INSTRUCTIONS FOR THE TASK: Images are excluded; otherwise, output every record exactly.

Extracted data entries:
----
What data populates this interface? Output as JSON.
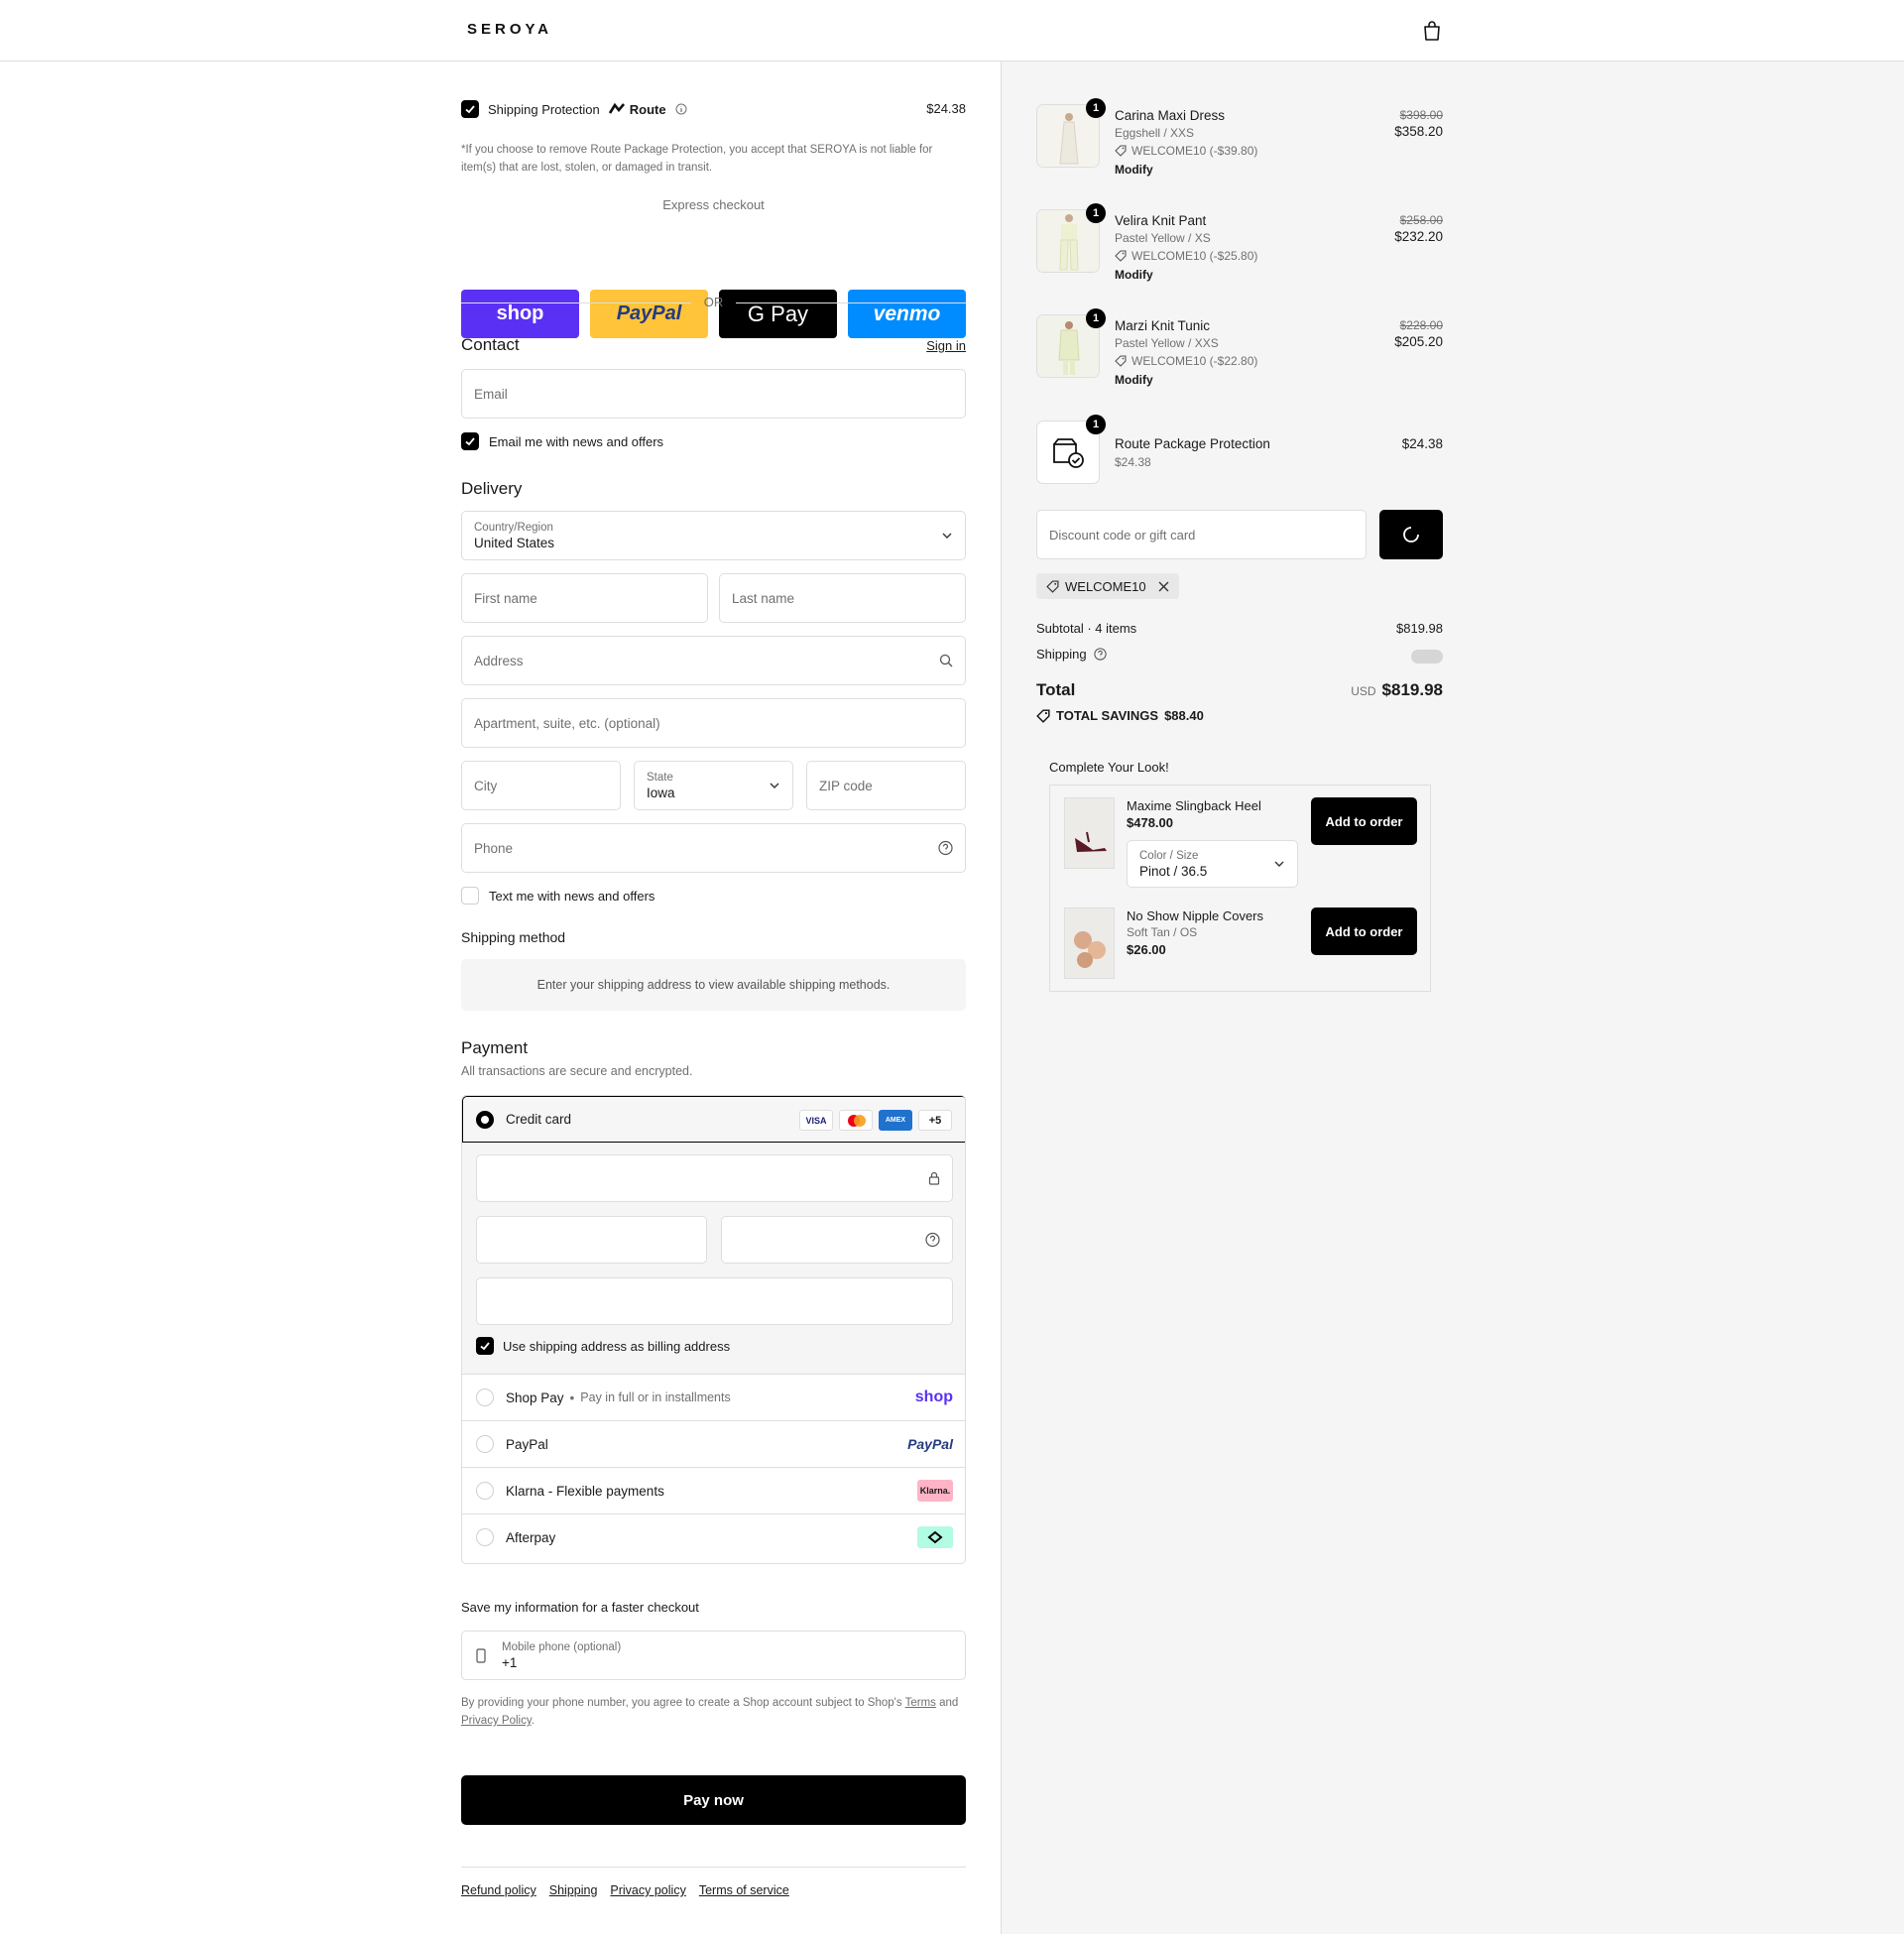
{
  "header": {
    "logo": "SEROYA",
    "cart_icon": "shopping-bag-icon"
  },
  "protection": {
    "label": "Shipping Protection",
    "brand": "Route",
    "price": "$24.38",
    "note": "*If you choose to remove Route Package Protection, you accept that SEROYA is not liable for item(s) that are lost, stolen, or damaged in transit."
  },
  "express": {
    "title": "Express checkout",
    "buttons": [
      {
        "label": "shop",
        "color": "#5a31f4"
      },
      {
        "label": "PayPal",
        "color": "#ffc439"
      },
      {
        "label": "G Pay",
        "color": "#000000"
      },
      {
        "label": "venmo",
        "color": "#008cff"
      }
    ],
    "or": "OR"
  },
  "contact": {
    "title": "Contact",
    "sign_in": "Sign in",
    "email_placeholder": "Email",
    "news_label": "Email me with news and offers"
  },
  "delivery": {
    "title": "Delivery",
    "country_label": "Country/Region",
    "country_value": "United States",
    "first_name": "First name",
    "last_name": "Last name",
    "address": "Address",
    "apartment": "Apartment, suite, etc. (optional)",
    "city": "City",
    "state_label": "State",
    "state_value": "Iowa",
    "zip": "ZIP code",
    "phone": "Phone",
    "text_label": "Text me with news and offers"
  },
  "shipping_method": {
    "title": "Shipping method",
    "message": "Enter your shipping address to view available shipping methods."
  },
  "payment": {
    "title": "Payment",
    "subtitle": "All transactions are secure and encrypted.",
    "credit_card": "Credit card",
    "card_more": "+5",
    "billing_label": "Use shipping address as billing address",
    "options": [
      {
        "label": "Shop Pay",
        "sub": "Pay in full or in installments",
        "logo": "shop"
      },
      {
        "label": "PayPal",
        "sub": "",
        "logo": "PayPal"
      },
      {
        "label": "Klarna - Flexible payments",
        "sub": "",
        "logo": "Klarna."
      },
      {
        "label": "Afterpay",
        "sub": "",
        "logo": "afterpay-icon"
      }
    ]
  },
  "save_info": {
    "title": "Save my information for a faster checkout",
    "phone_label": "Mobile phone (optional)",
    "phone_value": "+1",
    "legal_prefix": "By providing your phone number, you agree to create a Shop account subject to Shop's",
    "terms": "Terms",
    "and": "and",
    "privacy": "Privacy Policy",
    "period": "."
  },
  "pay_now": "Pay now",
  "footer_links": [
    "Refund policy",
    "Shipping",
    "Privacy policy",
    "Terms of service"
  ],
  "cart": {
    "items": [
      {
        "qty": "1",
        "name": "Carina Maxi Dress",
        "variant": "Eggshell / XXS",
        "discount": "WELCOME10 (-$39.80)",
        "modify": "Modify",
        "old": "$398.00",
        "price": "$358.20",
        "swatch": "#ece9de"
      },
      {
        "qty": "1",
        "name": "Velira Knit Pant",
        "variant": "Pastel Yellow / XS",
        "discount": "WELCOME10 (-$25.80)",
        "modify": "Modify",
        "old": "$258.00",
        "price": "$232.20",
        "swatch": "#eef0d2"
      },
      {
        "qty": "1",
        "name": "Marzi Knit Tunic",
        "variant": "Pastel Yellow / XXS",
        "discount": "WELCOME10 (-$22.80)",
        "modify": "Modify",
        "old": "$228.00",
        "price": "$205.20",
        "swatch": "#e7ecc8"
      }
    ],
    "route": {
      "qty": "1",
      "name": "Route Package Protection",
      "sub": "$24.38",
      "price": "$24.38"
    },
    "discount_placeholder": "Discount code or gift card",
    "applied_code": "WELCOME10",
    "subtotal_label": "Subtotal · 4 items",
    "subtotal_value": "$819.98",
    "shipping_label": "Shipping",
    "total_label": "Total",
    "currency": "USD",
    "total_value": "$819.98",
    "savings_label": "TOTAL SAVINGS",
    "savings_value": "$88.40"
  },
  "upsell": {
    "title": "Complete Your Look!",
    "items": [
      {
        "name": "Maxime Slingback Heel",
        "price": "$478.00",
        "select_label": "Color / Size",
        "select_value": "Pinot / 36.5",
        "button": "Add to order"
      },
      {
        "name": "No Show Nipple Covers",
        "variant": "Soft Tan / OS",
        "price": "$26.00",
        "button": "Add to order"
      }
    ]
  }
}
----
RESPONSE FOR THIS EXERCISE:
What data populates this interface? Output as JSON.
{
  "header": {
    "logo": "SEROYA",
    "cart_icon": "shopping-bag-icon"
  },
  "protection": {
    "label": "Shipping Protection",
    "brand": "Route",
    "price": "$24.38",
    "note": "*If you choose to remove Route Package Protection, you accept that SEROYA is not liable for item(s) that are lost, stolen, or damaged in transit."
  },
  "express": {
    "title": "Express checkout",
    "buttons": [
      {
        "label": "shop",
        "color": "#5a31f4"
      },
      {
        "label": "PayPal",
        "color": "#ffc439"
      },
      {
        "label": "G Pay",
        "color": "#000000"
      },
      {
        "label": "venmo",
        "color": "#008cff"
      }
    ],
    "or": "OR"
  },
  "contact": {
    "title": "Contact",
    "sign_in": "Sign in",
    "email_placeholder": "Email",
    "news_label": "Email me with news and offers"
  },
  "delivery": {
    "title": "Delivery",
    "country_label": "Country/Region",
    "country_value": "United States",
    "first_name": "First name",
    "last_name": "Last name",
    "address": "Address",
    "apartment": "Apartment, suite, etc. (optional)",
    "city": "City",
    "state_label": "State",
    "state_value": "Iowa",
    "zip": "ZIP code",
    "phone": "Phone",
    "text_label": "Text me with news and offers"
  },
  "shipping_method": {
    "title": "Shipping method",
    "message": "Enter your shipping address to view available shipping methods."
  },
  "payment": {
    "title": "Payment",
    "subtitle": "All transactions are secure and encrypted.",
    "credit_card": "Credit card",
    "card_more": "+5",
    "billing_label": "Use shipping address as billing address",
    "options": [
      {
        "label": "Shop Pay",
        "sub": "Pay in full or in installments",
        "logo": "shop"
      },
      {
        "label": "PayPal",
        "sub": "",
        "logo": "PayPal"
      },
      {
        "label": "Klarna - Flexible payments",
        "sub": "",
        "logo": "Klarna."
      },
      {
        "label": "Afterpay",
        "sub": "",
        "logo": "afterpay-icon"
      }
    ]
  },
  "save_info": {
    "title": "Save my information for a faster checkout",
    "phone_label": "Mobile phone (optional)",
    "phone_value": "+1",
    "legal_prefix": "By providing your phone number, you agree to create a Shop account subject to Shop's",
    "terms": "Terms",
    "and": "and",
    "privacy": "Privacy Policy",
    "period": "."
  },
  "pay_now": "Pay now",
  "footer_links": [
    "Refund policy",
    "Shipping",
    "Privacy policy",
    "Terms of service"
  ],
  "cart": {
    "items": [
      {
        "qty": "1",
        "name": "Carina Maxi Dress",
        "variant": "Eggshell / XXS",
        "discount": "WELCOME10 (-$39.80)",
        "modify": "Modify",
        "old": "$398.00",
        "price": "$358.20",
        "swatch": "#ece9de"
      },
      {
        "qty": "1",
        "name": "Velira Knit Pant",
        "variant": "Pastel Yellow / XS",
        "discount": "WELCOME10 (-$25.80)",
        "modify": "Modify",
        "old": "$258.00",
        "price": "$232.20",
        "swatch": "#eef0d2"
      },
      {
        "qty": "1",
        "name": "Marzi Knit Tunic",
        "variant": "Pastel Yellow / XXS",
        "discount": "WELCOME10 (-$22.80)",
        "modify": "Modify",
        "old": "$228.00",
        "price": "$205.20",
        "swatch": "#e7ecc8"
      }
    ],
    "route": {
      "qty": "1",
      "name": "Route Package Protection",
      "sub": "$24.38",
      "price": "$24.38"
    },
    "discount_placeholder": "Discount code or gift card",
    "applied_code": "WELCOME10",
    "subtotal_label": "Subtotal · 4 items",
    "subtotal_value": "$819.98",
    "shipping_label": "Shipping",
    "total_label": "Total",
    "currency": "USD",
    "total_value": "$819.98",
    "savings_label": "TOTAL SAVINGS",
    "savings_value": "$88.40"
  },
  "upsell": {
    "title": "Complete Your Look!",
    "items": [
      {
        "name": "Maxime Slingback Heel",
        "price": "$478.00",
        "select_label": "Color / Size",
        "select_value": "Pinot / 36.5",
        "button": "Add to order"
      },
      {
        "name": "No Show Nipple Covers",
        "variant": "Soft Tan / OS",
        "price": "$26.00",
        "button": "Add to order"
      }
    ]
  }
}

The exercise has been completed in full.